*Given task 1:*
In the MATLAB forum excerpt, which function does the reply tell the asker to think about?

*Excerpt to read:*
For the moment I am doing it this way:
A=rand(1,1000);
n=length(A);
A2=zeros(1,n)
for i=1:n
A2(i)=mean(A(i:end));
end
Is there any better way?
Thanks
Lorenzo

John D'Errico on 29 Sep 2014
Edited: John D'Errico on 29 Sep 2014
First of all, what you SAY you are doing makes no sense. A is a 1000x1000 matrix, but A2 only a vector. And you have two i for loops, with only one end. And regardless of what size A is, n=size(A) will produce a vector. So 1:n will yield a problem in the for loop.
The code you show will fail in so many ways I won't bother to count. You should provide working code so someone can know what it is you really want!
Assuming that you really wanted to write this where A is a row vector...
Think about what cumsum does. Then, suppose you flipped the data before calling cumsum.
n = length(A);
A2 = fliplr(cumsum(fliplr(A))./(1:n)));
Of course, this is really not a true moving average, since that would involve a moving window of fixed length. But it is what you asked for.

*Records shown:*
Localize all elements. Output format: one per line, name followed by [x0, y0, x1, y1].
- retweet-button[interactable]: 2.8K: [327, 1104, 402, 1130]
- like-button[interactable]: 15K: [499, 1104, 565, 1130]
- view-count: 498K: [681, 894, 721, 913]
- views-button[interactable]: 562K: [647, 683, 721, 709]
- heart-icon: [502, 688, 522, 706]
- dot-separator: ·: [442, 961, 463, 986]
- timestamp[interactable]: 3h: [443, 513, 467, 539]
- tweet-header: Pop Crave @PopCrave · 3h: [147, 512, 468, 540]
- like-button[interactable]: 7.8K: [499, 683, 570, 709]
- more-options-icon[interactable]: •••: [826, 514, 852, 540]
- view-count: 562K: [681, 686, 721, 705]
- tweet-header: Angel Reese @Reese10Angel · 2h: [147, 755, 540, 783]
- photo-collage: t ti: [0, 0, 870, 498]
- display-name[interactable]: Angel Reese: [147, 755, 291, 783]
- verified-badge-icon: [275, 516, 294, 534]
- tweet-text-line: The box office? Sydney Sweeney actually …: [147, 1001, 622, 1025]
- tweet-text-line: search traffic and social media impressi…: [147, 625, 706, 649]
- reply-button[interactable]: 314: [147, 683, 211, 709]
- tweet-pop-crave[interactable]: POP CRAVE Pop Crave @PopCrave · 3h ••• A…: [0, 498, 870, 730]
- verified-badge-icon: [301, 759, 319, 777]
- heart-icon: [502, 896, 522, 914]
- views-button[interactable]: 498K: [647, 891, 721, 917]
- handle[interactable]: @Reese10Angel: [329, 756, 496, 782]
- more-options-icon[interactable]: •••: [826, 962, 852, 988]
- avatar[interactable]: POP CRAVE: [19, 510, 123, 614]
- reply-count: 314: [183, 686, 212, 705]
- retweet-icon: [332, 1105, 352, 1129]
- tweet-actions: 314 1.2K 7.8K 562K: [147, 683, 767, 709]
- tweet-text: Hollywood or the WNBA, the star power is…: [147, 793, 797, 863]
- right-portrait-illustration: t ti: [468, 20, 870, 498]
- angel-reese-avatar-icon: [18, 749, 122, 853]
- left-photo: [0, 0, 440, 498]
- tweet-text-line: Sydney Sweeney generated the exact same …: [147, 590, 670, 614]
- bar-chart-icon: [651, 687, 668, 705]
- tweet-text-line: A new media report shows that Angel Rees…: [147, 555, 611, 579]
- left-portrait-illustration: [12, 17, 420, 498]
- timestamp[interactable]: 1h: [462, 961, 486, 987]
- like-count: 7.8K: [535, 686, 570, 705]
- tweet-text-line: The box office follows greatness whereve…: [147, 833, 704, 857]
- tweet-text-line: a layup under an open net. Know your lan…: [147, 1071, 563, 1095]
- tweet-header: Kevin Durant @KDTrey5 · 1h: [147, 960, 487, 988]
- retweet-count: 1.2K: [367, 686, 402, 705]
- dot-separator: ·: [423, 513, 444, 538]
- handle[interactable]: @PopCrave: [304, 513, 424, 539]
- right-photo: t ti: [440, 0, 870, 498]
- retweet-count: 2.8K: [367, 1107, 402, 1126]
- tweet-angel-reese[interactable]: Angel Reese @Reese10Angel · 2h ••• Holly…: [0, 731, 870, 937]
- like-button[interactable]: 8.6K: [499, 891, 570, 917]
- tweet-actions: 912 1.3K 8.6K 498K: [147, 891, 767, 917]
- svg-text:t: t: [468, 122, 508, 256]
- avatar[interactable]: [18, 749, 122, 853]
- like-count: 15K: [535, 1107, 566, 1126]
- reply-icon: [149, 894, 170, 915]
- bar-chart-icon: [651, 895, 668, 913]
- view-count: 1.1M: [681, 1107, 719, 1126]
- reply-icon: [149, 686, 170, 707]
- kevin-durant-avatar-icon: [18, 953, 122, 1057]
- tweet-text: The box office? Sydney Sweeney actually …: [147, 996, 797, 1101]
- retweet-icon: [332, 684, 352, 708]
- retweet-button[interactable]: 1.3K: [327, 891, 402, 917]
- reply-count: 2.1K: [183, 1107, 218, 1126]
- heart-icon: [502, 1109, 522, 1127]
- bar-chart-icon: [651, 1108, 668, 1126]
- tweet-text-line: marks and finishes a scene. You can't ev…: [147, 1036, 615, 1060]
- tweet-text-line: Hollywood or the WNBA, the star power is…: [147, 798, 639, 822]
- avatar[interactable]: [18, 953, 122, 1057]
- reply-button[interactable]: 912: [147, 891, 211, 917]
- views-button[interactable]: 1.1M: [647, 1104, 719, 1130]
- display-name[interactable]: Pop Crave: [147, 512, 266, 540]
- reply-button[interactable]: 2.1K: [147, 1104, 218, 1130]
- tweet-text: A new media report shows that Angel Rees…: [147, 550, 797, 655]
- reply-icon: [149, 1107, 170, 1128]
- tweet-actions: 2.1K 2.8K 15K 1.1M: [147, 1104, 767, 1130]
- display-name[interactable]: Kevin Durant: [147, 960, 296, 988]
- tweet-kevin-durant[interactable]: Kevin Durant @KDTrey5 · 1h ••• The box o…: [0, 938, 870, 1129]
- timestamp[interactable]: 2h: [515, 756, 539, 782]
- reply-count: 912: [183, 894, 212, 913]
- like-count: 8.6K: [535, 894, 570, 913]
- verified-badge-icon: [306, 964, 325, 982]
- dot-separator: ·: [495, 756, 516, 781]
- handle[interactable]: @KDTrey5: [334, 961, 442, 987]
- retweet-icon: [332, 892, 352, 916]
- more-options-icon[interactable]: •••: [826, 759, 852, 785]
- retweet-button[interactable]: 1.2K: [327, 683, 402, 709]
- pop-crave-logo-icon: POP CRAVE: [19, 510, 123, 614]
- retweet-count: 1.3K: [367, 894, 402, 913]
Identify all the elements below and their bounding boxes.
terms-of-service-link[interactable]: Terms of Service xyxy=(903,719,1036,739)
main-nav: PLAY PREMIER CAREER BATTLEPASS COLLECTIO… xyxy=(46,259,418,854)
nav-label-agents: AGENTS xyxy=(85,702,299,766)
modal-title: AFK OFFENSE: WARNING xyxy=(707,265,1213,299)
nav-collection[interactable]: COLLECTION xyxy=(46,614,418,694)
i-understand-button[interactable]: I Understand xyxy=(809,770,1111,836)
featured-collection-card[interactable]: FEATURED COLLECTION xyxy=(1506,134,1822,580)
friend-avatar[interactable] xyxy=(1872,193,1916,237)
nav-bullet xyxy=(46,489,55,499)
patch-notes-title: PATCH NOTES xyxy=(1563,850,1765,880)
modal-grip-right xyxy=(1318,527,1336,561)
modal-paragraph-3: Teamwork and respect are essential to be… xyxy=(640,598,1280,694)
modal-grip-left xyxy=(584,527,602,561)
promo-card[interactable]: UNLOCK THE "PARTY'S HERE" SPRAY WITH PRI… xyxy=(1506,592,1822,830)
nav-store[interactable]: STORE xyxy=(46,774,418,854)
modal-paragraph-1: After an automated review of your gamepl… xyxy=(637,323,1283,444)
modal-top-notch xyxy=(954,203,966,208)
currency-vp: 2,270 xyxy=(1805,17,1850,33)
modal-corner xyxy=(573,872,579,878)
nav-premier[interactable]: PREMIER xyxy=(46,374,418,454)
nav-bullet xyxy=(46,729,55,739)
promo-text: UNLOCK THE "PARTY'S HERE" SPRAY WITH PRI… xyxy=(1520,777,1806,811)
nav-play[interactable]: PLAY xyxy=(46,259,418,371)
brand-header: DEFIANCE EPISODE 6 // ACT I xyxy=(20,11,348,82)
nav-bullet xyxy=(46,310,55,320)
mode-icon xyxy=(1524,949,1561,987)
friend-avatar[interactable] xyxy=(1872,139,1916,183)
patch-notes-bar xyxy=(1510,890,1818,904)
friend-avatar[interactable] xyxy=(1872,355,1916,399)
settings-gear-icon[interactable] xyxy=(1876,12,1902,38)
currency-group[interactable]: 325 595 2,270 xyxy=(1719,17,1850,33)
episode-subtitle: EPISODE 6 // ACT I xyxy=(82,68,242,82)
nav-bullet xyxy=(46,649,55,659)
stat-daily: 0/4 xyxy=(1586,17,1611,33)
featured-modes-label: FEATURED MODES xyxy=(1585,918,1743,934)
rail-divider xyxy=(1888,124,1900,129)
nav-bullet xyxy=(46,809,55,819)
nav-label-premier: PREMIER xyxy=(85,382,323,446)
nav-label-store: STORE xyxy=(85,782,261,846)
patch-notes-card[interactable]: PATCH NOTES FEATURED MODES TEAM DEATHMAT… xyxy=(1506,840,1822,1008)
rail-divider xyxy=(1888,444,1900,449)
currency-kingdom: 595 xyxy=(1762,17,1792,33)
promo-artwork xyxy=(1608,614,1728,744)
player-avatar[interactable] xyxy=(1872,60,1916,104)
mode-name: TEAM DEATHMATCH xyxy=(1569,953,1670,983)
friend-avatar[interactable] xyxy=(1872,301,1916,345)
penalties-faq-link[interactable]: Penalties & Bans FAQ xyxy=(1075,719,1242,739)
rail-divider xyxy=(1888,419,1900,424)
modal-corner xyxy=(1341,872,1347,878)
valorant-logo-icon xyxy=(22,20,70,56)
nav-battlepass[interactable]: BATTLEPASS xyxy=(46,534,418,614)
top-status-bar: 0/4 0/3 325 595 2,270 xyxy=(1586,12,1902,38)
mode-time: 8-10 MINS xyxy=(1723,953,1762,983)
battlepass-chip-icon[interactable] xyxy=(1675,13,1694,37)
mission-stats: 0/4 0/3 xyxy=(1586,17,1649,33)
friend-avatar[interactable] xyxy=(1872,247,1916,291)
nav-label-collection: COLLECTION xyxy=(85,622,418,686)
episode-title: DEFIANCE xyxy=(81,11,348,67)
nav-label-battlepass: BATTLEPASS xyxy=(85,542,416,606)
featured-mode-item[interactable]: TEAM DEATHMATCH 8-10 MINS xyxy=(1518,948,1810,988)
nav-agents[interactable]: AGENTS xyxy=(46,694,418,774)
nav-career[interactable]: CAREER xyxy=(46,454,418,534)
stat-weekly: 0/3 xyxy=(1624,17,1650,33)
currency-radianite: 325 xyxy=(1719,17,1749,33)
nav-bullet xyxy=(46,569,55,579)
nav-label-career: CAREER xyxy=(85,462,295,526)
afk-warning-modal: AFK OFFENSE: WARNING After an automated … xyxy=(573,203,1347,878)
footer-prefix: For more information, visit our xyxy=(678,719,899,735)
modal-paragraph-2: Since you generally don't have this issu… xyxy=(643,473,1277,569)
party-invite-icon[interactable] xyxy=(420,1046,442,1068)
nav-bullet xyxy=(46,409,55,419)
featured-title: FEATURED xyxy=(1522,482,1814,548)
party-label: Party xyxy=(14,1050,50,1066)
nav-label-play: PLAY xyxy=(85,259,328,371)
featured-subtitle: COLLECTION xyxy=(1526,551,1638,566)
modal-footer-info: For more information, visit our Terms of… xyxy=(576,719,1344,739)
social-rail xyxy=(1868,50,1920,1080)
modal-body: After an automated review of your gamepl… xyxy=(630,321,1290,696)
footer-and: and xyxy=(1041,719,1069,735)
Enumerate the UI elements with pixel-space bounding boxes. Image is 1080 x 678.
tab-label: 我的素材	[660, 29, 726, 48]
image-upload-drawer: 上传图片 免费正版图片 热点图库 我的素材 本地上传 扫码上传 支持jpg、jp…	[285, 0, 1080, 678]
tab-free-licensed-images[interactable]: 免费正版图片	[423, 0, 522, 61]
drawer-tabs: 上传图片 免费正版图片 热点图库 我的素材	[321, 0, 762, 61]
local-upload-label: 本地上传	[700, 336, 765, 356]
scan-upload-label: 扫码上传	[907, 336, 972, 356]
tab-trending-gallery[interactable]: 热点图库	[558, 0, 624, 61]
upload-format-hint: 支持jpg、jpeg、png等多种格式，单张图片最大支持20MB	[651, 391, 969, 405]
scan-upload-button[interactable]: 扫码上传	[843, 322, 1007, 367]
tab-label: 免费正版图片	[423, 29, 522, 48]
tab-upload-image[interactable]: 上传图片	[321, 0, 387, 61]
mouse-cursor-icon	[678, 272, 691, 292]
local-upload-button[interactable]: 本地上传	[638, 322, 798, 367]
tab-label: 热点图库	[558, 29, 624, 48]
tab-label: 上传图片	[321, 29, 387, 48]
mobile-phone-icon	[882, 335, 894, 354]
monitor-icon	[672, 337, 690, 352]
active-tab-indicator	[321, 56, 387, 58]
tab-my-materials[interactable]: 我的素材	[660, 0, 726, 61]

*Given task 2:*
Copy out the rows word for word, starting at their first line and ending with the line containing "- views-button[interactable]: 498K: [647, 891, 721, 917]". Include both of those lines.

*Exercise result 1:*
cumsum

*Exercise result 2:*
Localize all elements. Output format: one per line, name followed by [x0, y0, x1, y1].
- retweet-button[interactable]: 2.8K: [327, 1104, 402, 1130]
- like-button[interactable]: 15K: [499, 1104, 565, 1130]
- view-count: 498K: [681, 894, 721, 913]
- views-button[interactable]: 562K: [647, 683, 721, 709]
- heart-icon: [502, 688, 522, 706]
- dot-separator: ·: [442, 961, 463, 986]
- timestamp[interactable]: 3h: [443, 513, 467, 539]
- tweet-header: Pop Crave @PopCrave · 3h: [147, 512, 468, 540]
- like-button[interactable]: 7.8K: [499, 683, 570, 709]
- more-options-icon[interactable]: •••: [826, 514, 852, 540]
- view-count: 562K: [681, 686, 721, 705]
- tweet-header: Angel Reese @Reese10Angel · 2h: [147, 755, 540, 783]
- photo-collage: t ti: [0, 0, 870, 498]
- display-name[interactable]: Angel Reese: [147, 755, 291, 783]
- verified-badge-icon: [275, 516, 294, 534]
- tweet-text-line: The box office? Sydney Sweeney actually …: [147, 1001, 622, 1025]
- tweet-text-line: search traffic and social media impressi…: [147, 625, 706, 649]
- reply-button[interactable]: 314: [147, 683, 211, 709]
- tweet-pop-crave[interactable]: POP CRAVE Pop Crave @PopCrave · 3h ••• A…: [0, 498, 870, 730]
- verified-badge-icon: [301, 759, 319, 777]
- heart-icon: [502, 896, 522, 914]
- views-button[interactable]: 498K: [647, 891, 721, 917]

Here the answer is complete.